--- Supplied passage ---
================

You might also think MSVC is silly with its debug mode strings.. But you do have to admit, It did manage to find this bug! And technically the copy constructor is the correct way, even if it might end up being a little slower and would only be noticed in 0.1% of cases.
I am happy I could find a bug and help you improve Angelscript. It appears to also have had a ton of improvements since I first tried it (2.24). Oh that is right. Modfusion (http://newvegas.nexusmods.com/mods/46859) also used Angelscript. I used it for the install scripts (Detects other installed mods, DLC, etc) and to actually alter the mods themselves, as my mod manager actually parsed the entire mod like fallout new vegas would, and then would use Angelscript to call C++ functions to alter the data before writing it back to disk. Thought you might like to hear where Angelscript has turned up! Made installing of some of the other mods I wrote a LOT easier, and made some crazy mod ideas of mine possible, Like scripted replacement of objects in the game (Turning 9000 rocks and bushes into random zombies was fun..)
Also, Feel free to add that wstring version of your string registration function to Angelscript (http://pastebin.com/Zx5kvMfe , based on 2.24's string registration function). between that and setting unicode support in scripts, Angelscript has worked well in a unicode environment... Well, Except for the fact that all your C++ side functions still only take char* strings for function defs and such, so I have to run that WStringToString function on all the strings first before using them in angelscript. But ah well, Angelscript is not the only library I have to do that for and people can live with ASCII only function names if at least the strings they show users can be in unicode.

================

--- Requirement ---
Answer these questions using the Angelscript post:
1. Which Angelscript version did the writer first try?
2. For which two jobs did the writer use Angelscript in Modfusion?
3. Which function does the writer run on strings before using them in Angelscript?

--- Given information ---
================

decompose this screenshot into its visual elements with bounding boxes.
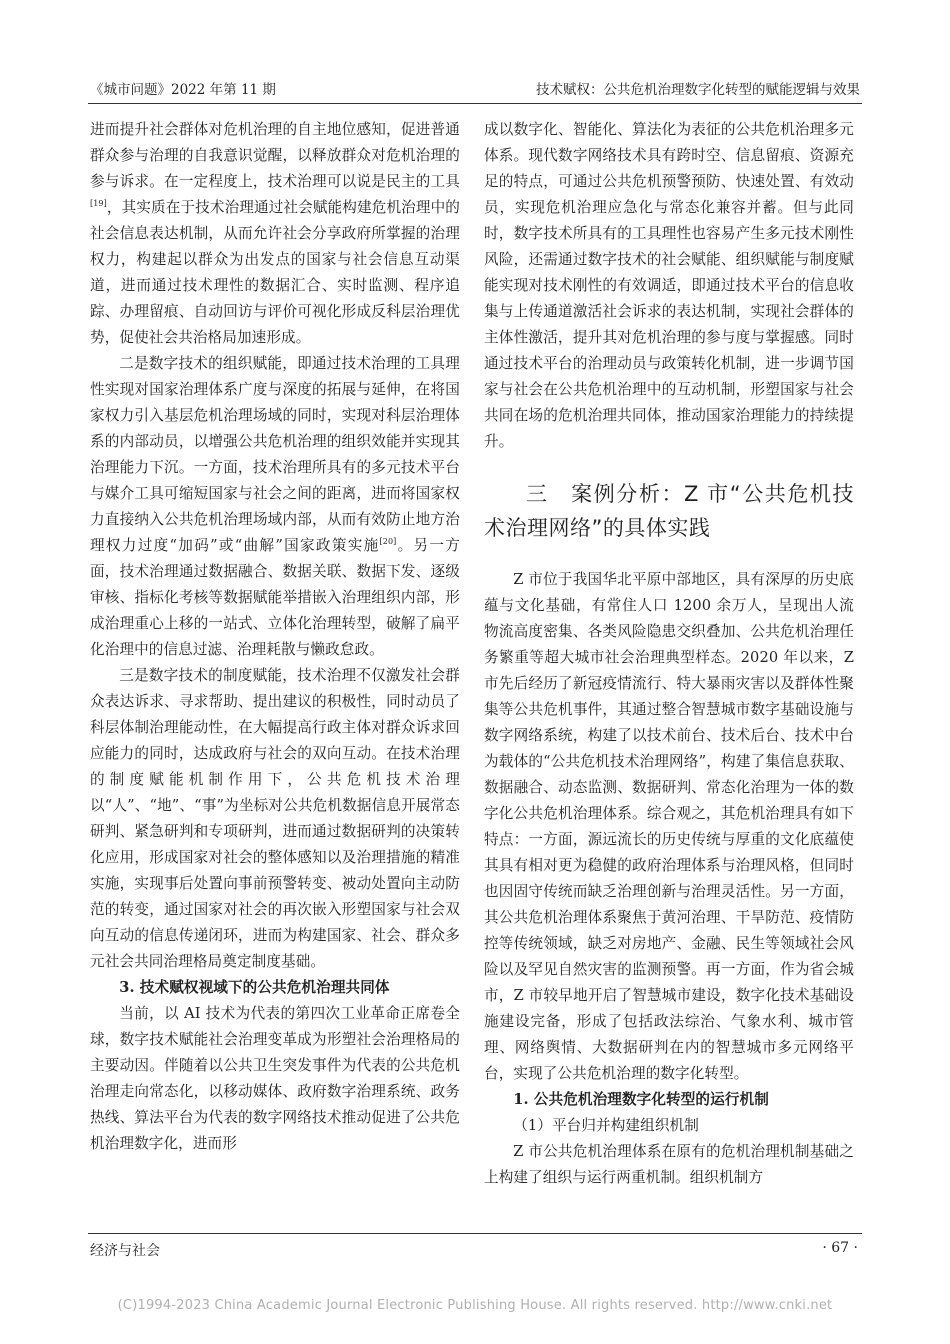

================

--- Task result ---
1. Version 2.24.
2. The install scripts and altering the mods themselves.
3. The WStringToString function.